Collected data entries
═══
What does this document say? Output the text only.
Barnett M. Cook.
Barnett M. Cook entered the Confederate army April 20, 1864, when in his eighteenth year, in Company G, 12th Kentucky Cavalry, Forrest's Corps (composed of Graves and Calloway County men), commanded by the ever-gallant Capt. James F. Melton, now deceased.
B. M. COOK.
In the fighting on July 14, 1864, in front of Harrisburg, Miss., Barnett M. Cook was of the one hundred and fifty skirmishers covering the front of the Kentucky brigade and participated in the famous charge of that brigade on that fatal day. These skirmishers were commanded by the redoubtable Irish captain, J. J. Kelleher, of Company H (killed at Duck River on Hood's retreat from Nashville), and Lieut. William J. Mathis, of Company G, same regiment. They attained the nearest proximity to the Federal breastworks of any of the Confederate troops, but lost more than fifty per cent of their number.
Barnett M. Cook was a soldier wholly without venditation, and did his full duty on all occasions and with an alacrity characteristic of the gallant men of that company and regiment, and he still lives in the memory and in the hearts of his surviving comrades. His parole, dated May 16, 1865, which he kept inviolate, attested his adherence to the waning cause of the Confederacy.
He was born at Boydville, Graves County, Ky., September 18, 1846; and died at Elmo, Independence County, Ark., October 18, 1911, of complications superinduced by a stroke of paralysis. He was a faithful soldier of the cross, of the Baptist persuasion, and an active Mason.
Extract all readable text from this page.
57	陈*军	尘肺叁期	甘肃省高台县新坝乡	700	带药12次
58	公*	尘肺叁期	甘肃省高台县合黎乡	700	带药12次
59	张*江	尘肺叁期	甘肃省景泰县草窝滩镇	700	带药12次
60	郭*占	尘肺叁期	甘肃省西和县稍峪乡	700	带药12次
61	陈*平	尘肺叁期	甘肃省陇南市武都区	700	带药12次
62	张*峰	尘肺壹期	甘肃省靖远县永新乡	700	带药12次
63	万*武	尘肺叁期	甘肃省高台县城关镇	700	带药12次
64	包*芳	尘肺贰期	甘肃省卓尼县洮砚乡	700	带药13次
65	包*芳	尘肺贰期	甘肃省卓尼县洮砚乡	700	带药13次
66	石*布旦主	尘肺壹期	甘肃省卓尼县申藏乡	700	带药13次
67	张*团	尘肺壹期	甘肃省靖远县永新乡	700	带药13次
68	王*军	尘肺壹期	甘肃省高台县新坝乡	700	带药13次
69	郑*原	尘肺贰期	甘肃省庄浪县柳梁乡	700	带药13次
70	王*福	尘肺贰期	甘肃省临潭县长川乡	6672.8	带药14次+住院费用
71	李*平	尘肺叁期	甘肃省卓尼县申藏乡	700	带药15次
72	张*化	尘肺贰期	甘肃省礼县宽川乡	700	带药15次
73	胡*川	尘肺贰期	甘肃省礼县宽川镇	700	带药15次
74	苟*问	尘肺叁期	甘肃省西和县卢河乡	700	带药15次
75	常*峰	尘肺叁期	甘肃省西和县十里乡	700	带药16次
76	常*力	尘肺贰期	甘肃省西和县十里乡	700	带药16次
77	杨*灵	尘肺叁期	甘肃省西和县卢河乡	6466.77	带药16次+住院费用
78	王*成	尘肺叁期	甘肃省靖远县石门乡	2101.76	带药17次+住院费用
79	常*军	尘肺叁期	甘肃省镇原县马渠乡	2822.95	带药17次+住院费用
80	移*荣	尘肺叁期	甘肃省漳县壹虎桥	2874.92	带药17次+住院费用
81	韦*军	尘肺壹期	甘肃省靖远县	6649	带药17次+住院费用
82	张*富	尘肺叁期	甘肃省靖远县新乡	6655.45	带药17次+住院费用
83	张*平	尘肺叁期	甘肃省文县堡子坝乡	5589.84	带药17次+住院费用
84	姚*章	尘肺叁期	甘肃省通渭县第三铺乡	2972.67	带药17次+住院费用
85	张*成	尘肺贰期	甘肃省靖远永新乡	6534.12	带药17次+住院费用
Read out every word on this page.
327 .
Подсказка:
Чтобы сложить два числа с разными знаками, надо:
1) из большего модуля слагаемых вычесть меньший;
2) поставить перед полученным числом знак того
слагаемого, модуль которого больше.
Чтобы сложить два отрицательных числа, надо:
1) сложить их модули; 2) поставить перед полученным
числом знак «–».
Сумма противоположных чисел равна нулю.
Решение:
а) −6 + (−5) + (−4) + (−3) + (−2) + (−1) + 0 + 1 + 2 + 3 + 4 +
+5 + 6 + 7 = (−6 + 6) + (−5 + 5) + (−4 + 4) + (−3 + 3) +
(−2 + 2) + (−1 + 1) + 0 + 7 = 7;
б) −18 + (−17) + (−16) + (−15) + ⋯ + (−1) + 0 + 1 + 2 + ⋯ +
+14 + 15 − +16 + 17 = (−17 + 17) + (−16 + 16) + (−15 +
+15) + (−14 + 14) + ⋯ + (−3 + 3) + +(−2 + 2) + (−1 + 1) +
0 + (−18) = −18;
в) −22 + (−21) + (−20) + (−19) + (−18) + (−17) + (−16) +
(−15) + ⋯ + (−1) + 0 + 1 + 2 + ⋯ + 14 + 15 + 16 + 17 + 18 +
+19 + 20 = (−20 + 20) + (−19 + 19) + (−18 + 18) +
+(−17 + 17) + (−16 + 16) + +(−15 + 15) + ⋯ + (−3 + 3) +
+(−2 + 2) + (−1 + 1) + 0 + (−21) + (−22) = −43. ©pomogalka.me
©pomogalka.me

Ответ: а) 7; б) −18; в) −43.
═══
WORK TO DO: Search the records for the word "надо". Copy every line that has it.

ANSWER TO THE TASK:
Чтобы сложить два числа с разными знаками, надо:
Чтобы сложить два отрицательных числа, надо:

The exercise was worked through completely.